• _Requirement 1_
In the Seaborn text, what name is Seaborn imported as by convention?

START Document text

# Seaborn
   - Content taken from *Jake VanderPlas. Python data science handbook: Essential tools for working with data. O'Reilly Media, 2016.*   
   
Matplotlib has proven to be an incredibly useful and popular visualization tool, but even avid users will admit it often leaves much to be desired. There are several valid complaints about Matplotlib that often come up:
- Prior to version 2.0, Matplotlib’s defaults are not exactly the best choices. It was based off of MATLAB circa 1999, and this often shows.
- Matplotlib’s API is relatively low level. Doing sophisticated statistical visualization is possible, but often requires a lot of boilerplate code. 
- Matplotlib predated Pandas by more than a decade, and thus is not designed for use with Pandas DataFrames. In order to visualize data from a Pandas DataFrame, you must extract each Series and often concatenate them together into the right format. It would be nicer to have a plotting library that can intelligently use the DataFrame labels in a plot.

An answer to these problems is Seaborn. Seaborn provides an API on top of Matplotlib that offers sane choices for plot style and color defaults, defines simple high-level functions for common statistical plot types, and integrates with the functionality provided by Pandas DataFrames.

To be fair, the Matplotlib team is addressing this: it has recently added the `plt.style` tools and is starting to handle Pandas data more seamlessly. The 2.0 release of the library will include a new default stylesheet that will improve on the current status quo. But for all the reasons just discussed, Seaborn remains an extremely useful add-on.

## Seaborn Versus Matplotlib
Here is an example of a simple random-walk plot in Matplotlib, using its classic plot formatting and colors. Although the result contains all the information we’d like it to convey, it does so in a way that is not all that aesthetically pleasing, and even looks a bit old-fashioned in the context of 21st-century data visualization.

In [None]:
import numpy as np
import pandas as pd
import matplotlib.pyplot as plt
plt.style.use('classic')
%matplotlib inline
 
# Create some data
rng = np.random.RandomState(0)
x = np.linspace(0, 10, 500)
y = np.cumsum(rng.randn(500, 6), 0)
    
# Plot the data with Matplotlib defaults
plt.plot(x, y)
plt.legend('ABCDEF', ncol=2, loc='upper left');

Now let’s take a look at how it works with Seaborn. As we will see, Seaborn has many of its own high-level plotting routines, but it can also overwrite Matplotlib’s default parameters and in turn get even simple Matplotlib scripts to produce vastly superior output. We can set the style by calling Seaborn’s `set()` method. By convention, Seaborn is imported as `sns`. Ah, much better!

In [None]:
import seaborn as sns
sns.set()

# same plotting code as above!
plt.plot(x, y)
plt.legend('ABCDEF', ncol=2, loc='upper left');

## Exploring Seaborn Plots
The main idea of Seaborn is that it provides high-level commands to create a variety of plot types useful for statistical data exploration, and even some statistical model fitting.   

Let’s take a look at a few of the datasets and plot types available in Seaborn. Note that all of the following could be done using raw Matplotlib commands (this is, in fact, what Seaborn does under the hood), but the Seaborn API is much more convenient.

END Document text
START Material shown

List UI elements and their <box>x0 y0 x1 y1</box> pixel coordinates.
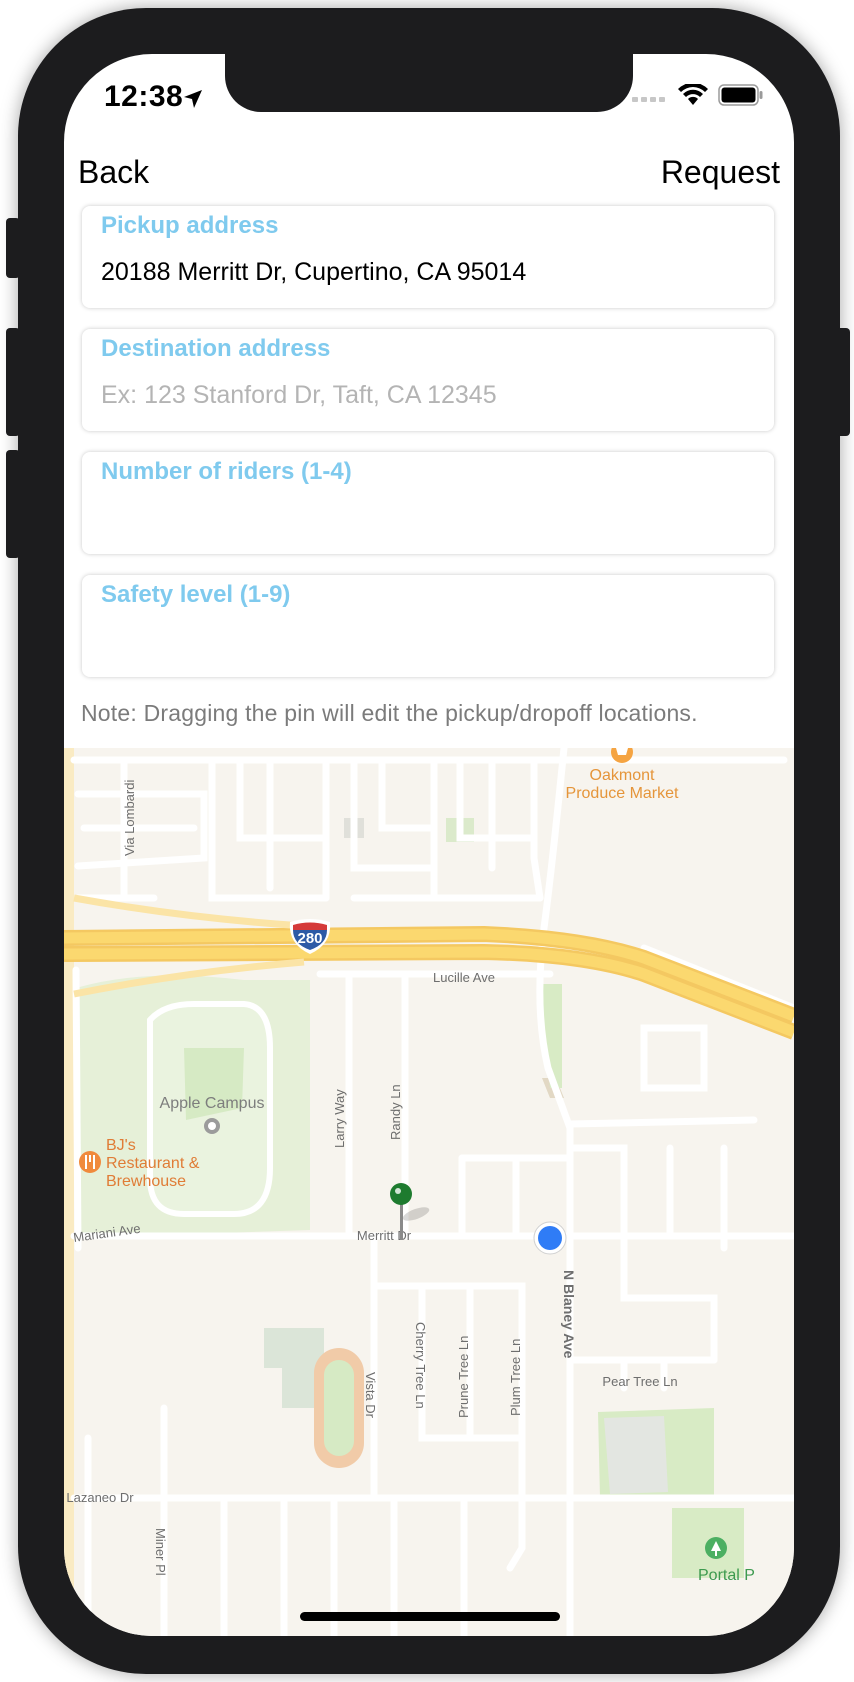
bjs-label-line1[interactable]: BJ's <box>106 1137 136 1154</box>
volume-down-button <box>6 450 20 558</box>
street-label: Randy Ln <box>388 1084 403 1140</box>
street-label: Miner Pl <box>153 1528 168 1576</box>
campus-poi-icon <box>204 1118 220 1134</box>
safety-level-label: Safety level (1-9) <box>101 581 291 608</box>
street-label: Larry Way <box>332 1089 347 1148</box>
street-label: Merritt Dr <box>357 1228 412 1243</box>
oakmont-label-line2[interactable]: Produce Market <box>566 785 679 802</box>
park-poi-icon <box>705 1537 727 1559</box>
street-label: Pear Tree Ln <box>602 1374 677 1389</box>
destination-address-input[interactable]: Ex: 123 Stanford Dr, Taft, CA 12345 <box>101 381 497 410</box>
drag-pin-note: Note: Dragging the pin will edit the pic… <box>81 700 698 726</box>
school-buildings <box>264 1328 324 1368</box>
restaurant-poi-icon <box>79 1151 101 1173</box>
bjs-label-line2[interactable]: Restaurant & <box>106 1155 200 1172</box>
cellular-signal-icon <box>632 97 665 102</box>
home-indicator[interactable] <box>300 1612 560 1621</box>
battery-icon <box>718 84 763 106</box>
apple-campus-label[interactable]: Apple Campus <box>160 1095 265 1112</box>
portal-park-label[interactable]: Portal P <box>698 1567 755 1584</box>
track-field <box>324 1360 354 1456</box>
highway-shield-number: 280 <box>297 930 322 947</box>
street-label: Via Lombardi <box>122 780 137 856</box>
destination-address-label: Destination address <box>101 335 331 362</box>
street-label: Cherry Tree Ln <box>413 1322 428 1409</box>
wifi-icon <box>678 84 708 105</box>
street-label: Plum Tree Ln <box>508 1339 523 1416</box>
pickup-address-input[interactable]: 20188 Merritt Dr, Cupertino, CA 95014 <box>101 258 526 287</box>
safety-level-field[interactable]: Safety level (1-9) <box>82 575 774 677</box>
street-label: N Blaney Ave <box>561 1270 577 1359</box>
screen: 12:38 Back Request Pickup address 20188 … <box>64 54 794 1636</box>
destination-address-field[interactable]: Destination address Ex: 123 Stanford Dr,… <box>82 329 774 431</box>
map-view[interactable]: 280 Oakmont Produce Market Apple Campus … <box>64 748 794 1636</box>
pickup-address-field[interactable]: Pickup address 20188 Merritt Dr, Cuperti… <box>82 206 774 308</box>
riders-count-field[interactable]: Number of riders (1-4) <box>82 452 774 554</box>
riders-count-label: Number of riders (1-4) <box>101 458 352 485</box>
request-button[interactable]: Request <box>661 154 780 191</box>
street-label: Lucille Ave <box>433 970 495 985</box>
street-label: Vista Dr <box>363 1372 378 1419</box>
status-icons <box>632 84 764 106</box>
pickup-address-label: Pickup address <box>101 212 279 239</box>
notch <box>225 54 633 112</box>
status-time: 12:38 <box>104 80 184 113</box>
location-arrow-icon <box>184 90 202 108</box>
park-plaza <box>604 1416 668 1494</box>
user-location-icon <box>533 1221 567 1255</box>
back-button[interactable]: Back <box>78 154 149 191</box>
street-label: Prune Tree Ln <box>456 1336 471 1418</box>
power-button <box>836 328 850 436</box>
oakmont-label-line1[interactable]: Oakmont <box>590 767 655 784</box>
volume-up-button <box>6 328 20 436</box>
bjs-label-line3[interactable]: Brewhouse <box>106 1173 186 1190</box>
silent-switch <box>6 218 20 278</box>
street-label: Lazaneo Dr <box>66 1490 134 1505</box>
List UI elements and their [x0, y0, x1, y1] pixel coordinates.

END Material shown

• _Requirement 2_
In the rows, take the lines from the one holding "bjs-label-line1[interactable]: BJ's <box>106" through the one holding "cellular-signal-icon <box>632 97", inclusive, and swap "street-label" for "road-label" everywhere in them. Return only those lines, otherwise unchanged.

• _Problem solution 1_
`sns`

• _Problem solution 2_
bjs-label-line1[interactable]: BJ's <box>106 1137 136 1154</box>
volume-down-button <box>6 450 20 558</box>
road-label: Randy Ln <box>388 1084 403 1140</box>
road-label: Miner Pl <box>153 1528 168 1576</box>
campus-poi-icon <box>204 1118 220 1134</box>
safety-level-label: Safety level (1-9) <box>101 581 291 608</box>
road-label: Larry Way <box>332 1089 347 1148</box>
road-label: Merritt Dr <box>357 1228 412 1243</box>
oakmont-label-line2[interactable]: Produce Market <box>566 785 679 802</box>
park-poi-icon <box>705 1537 727 1559</box>
road-label: Pear Tree Ln <box>602 1374 677 1389</box>
destination-address-input[interactable]: Ex: 123 Stanford Dr, Taft, CA 12345 <box>101 381 497 410</box>
drag-pin-note: Note: Dragging the pin will edit the pic… <box>81 700 698 726</box>
school-buildings <box>264 1328 324 1368</box>
restaurant-poi-icon <box>79 1151 101 1173</box>
bjs-label-line2[interactable]: Restaurant & <box>106 1155 200 1172</box>
cellular-signal-icon <box>632 97 665 102</box>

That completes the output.